** Start INPUT **

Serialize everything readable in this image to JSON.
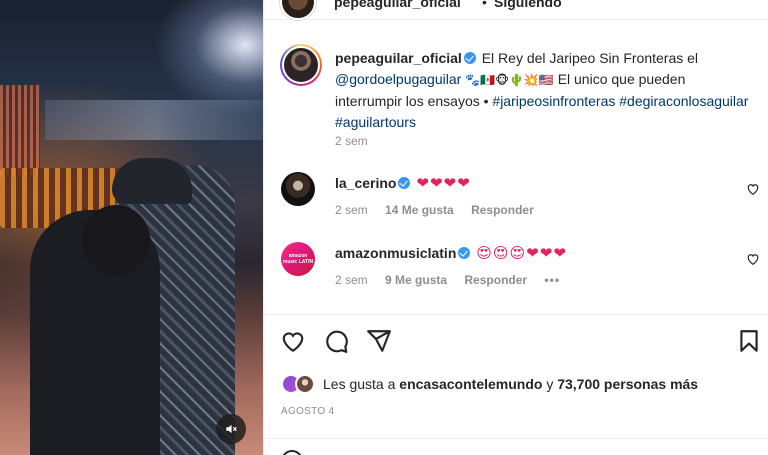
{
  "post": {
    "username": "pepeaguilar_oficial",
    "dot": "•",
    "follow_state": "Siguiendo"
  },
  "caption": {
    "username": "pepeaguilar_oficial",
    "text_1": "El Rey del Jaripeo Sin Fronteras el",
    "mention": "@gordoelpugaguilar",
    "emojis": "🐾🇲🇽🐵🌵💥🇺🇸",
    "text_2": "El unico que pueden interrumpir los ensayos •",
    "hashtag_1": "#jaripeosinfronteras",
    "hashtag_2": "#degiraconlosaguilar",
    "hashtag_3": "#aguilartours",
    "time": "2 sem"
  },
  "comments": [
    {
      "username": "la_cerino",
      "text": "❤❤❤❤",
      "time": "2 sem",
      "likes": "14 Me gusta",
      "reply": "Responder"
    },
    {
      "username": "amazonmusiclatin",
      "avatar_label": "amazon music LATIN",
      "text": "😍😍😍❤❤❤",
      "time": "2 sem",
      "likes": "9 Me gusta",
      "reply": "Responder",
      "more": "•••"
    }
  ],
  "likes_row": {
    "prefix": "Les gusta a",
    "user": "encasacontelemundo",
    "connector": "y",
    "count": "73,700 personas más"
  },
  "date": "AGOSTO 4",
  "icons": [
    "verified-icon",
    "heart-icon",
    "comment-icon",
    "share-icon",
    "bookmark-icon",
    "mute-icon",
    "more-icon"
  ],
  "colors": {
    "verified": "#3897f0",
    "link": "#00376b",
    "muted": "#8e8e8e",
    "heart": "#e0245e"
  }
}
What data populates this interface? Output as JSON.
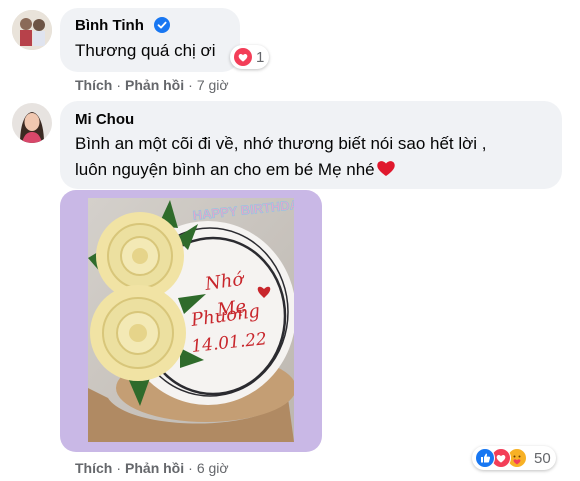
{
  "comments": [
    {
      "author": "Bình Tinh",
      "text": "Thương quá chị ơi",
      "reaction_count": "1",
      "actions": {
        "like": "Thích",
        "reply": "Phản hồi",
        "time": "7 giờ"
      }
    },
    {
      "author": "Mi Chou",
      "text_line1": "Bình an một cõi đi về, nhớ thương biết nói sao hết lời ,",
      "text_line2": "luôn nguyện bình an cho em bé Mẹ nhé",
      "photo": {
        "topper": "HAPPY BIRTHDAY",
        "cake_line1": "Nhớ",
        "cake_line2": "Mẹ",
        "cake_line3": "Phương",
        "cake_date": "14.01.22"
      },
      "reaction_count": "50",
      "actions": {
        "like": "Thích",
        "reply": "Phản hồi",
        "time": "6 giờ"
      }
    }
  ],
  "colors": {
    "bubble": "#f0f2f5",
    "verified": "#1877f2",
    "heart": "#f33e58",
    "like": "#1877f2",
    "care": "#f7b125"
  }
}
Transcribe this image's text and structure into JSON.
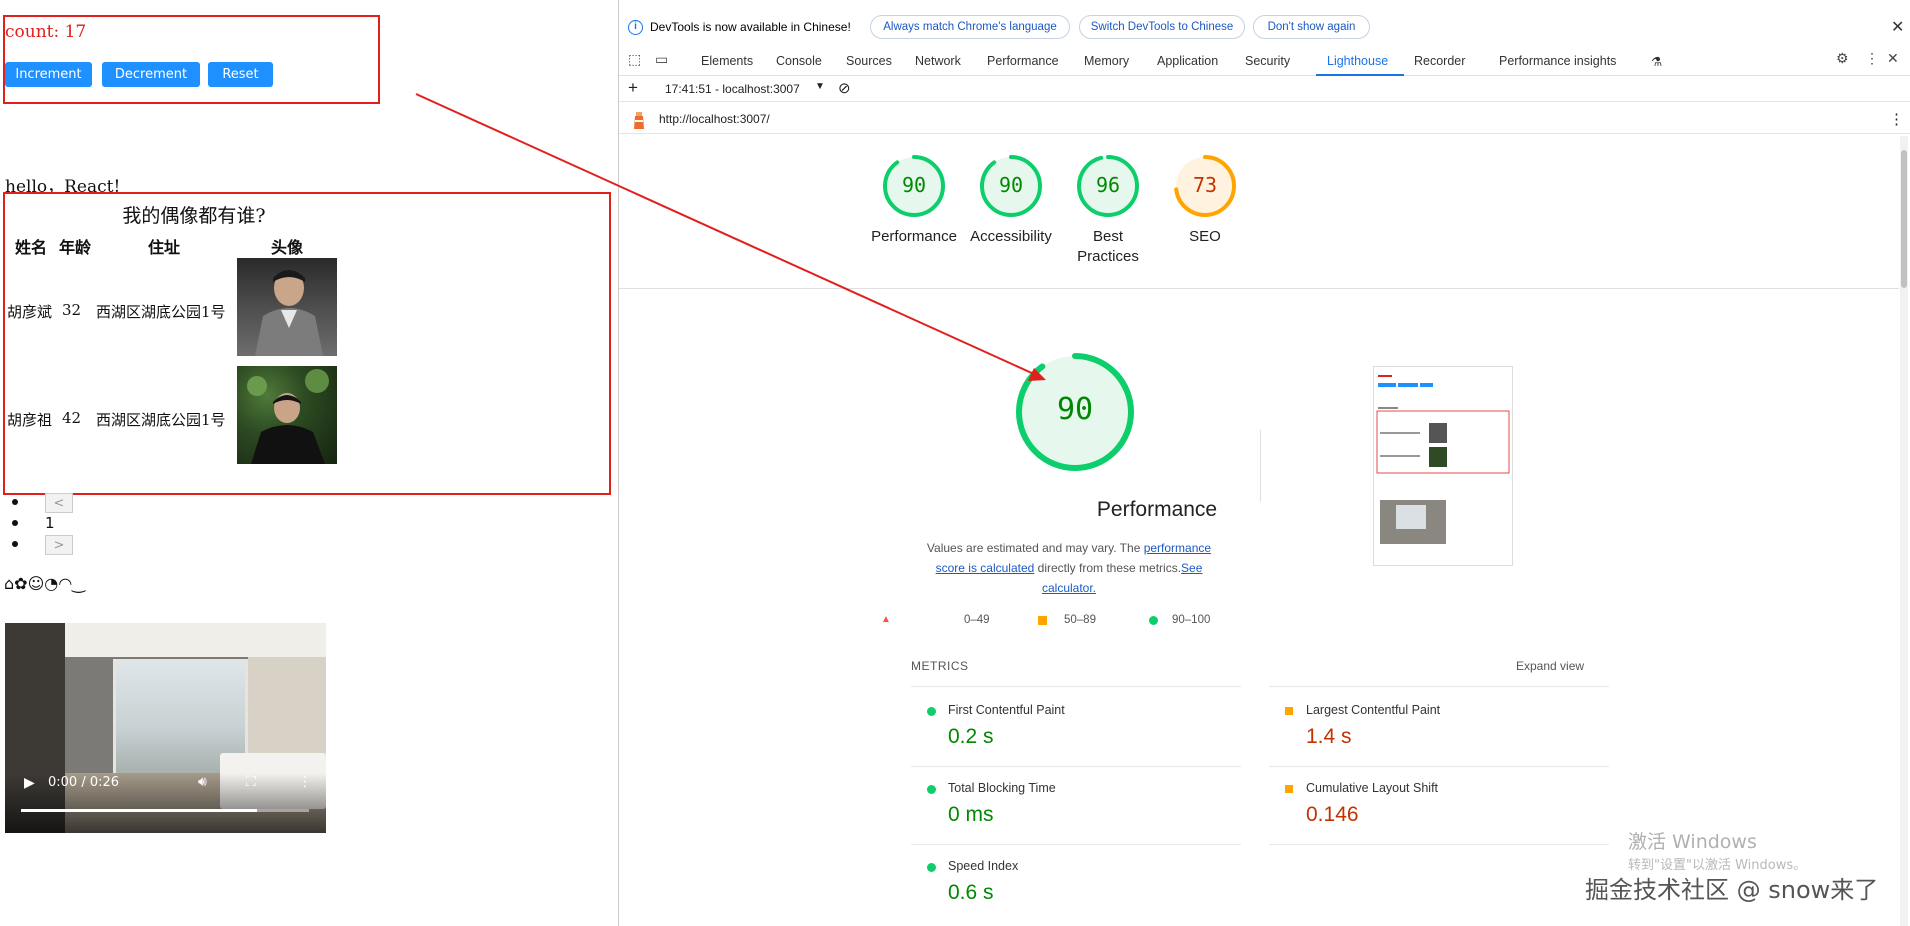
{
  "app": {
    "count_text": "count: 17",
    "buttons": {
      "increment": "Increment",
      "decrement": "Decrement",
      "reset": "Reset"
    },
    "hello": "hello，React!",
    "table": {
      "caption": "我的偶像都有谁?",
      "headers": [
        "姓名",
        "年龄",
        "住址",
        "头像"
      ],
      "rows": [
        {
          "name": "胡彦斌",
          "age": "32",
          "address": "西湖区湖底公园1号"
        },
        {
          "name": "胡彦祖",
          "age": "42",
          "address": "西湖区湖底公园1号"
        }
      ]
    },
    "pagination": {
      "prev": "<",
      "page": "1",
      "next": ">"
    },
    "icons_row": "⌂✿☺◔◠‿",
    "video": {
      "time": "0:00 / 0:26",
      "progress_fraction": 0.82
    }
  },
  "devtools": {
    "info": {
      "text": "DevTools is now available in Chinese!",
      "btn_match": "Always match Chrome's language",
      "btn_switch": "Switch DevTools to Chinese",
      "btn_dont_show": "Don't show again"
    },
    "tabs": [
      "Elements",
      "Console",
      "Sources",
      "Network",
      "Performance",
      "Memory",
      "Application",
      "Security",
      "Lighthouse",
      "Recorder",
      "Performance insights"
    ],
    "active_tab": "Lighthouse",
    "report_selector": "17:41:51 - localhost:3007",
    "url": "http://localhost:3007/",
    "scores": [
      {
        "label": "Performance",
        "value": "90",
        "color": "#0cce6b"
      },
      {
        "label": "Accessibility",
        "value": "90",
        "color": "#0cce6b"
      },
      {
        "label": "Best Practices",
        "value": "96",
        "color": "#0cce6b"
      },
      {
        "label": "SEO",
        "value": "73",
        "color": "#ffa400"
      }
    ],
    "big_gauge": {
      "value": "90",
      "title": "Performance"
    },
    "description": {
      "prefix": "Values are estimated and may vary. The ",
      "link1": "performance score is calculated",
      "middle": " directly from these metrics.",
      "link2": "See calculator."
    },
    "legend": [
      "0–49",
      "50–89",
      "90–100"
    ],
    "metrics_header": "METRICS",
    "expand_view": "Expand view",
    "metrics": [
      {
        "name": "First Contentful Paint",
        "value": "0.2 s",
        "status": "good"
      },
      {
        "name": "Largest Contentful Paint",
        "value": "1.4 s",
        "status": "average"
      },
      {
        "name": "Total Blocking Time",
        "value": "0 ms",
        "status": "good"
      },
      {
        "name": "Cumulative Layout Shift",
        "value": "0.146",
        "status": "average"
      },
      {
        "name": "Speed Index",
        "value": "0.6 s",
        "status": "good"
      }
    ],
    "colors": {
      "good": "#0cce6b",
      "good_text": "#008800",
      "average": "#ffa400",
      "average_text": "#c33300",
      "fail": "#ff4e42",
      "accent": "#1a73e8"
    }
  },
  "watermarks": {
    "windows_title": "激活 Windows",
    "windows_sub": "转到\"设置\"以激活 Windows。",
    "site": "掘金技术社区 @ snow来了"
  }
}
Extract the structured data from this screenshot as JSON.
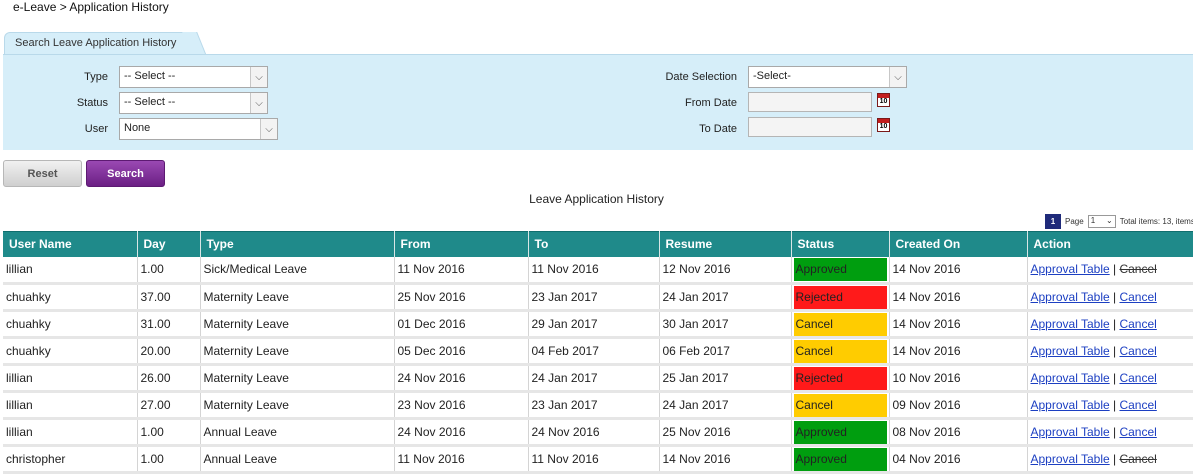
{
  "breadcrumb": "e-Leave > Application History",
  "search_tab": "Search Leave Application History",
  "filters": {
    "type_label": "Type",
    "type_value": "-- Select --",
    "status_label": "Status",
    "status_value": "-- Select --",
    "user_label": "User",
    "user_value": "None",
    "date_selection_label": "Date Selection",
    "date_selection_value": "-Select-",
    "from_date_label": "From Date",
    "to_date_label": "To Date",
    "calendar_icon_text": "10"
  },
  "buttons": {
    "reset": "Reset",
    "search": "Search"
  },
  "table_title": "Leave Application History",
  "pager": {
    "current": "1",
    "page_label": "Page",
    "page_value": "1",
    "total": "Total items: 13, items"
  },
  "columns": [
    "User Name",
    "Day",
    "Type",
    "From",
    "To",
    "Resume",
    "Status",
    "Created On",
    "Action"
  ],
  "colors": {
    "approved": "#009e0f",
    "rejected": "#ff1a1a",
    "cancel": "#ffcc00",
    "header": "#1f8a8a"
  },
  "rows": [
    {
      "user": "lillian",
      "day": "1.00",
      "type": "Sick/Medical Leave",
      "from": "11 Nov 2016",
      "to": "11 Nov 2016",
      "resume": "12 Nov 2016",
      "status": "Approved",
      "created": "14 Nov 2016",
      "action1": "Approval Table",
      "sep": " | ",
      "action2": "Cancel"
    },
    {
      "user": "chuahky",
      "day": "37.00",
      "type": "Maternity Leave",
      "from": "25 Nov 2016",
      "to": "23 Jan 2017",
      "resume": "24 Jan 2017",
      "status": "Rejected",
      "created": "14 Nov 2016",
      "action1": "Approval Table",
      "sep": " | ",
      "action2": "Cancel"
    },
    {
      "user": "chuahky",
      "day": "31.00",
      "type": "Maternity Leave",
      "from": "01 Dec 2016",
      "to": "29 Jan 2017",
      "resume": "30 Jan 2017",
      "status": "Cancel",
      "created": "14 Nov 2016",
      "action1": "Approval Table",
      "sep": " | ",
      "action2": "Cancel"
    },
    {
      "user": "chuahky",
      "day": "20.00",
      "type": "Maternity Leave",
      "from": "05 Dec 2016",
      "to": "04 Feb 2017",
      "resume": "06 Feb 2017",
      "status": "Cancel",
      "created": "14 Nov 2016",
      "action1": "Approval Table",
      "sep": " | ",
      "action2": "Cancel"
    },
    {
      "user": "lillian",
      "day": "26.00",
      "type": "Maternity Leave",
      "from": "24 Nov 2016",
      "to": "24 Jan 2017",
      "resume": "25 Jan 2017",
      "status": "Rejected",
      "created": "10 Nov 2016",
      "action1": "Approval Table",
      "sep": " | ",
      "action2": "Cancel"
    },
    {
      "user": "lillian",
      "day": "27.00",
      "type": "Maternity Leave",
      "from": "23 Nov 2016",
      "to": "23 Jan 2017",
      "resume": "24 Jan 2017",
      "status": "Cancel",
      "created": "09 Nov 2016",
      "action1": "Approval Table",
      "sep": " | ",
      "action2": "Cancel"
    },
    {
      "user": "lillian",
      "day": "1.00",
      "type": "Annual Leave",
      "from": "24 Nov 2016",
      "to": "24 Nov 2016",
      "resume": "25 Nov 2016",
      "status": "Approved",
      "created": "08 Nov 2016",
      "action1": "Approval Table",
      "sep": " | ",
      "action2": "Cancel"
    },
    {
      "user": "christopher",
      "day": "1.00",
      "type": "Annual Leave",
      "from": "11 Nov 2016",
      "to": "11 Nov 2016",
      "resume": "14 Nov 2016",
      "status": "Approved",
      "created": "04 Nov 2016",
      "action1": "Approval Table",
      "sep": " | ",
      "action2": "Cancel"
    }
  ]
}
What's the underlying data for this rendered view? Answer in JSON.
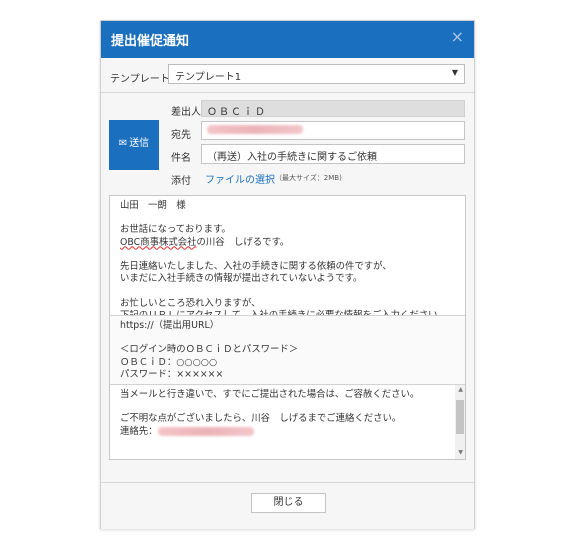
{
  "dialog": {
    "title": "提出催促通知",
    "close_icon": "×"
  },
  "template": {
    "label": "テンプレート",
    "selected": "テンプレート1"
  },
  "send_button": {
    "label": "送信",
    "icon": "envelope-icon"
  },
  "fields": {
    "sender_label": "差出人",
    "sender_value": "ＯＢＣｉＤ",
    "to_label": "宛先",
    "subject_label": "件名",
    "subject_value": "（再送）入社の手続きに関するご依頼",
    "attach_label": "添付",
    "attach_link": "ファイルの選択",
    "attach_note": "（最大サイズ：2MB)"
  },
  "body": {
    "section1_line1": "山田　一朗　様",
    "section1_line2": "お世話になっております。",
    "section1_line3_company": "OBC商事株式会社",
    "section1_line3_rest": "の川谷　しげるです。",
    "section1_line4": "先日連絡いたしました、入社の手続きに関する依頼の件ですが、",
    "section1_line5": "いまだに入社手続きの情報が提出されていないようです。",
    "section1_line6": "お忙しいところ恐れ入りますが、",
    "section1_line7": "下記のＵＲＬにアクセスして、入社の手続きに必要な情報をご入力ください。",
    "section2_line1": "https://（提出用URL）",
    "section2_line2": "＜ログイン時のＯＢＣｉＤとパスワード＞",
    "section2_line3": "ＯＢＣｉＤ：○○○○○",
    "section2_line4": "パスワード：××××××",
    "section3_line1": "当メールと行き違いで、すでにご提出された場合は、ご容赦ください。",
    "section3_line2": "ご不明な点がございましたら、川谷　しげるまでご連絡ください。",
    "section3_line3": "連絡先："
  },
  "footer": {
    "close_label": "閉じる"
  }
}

** End INPUT **

TASK PROMPT:
List each line in the listing that contains the string "Total".

RIGHT ANSWER:
        "name": "Total Blocking Time",
    "total": "Total items: 13, items"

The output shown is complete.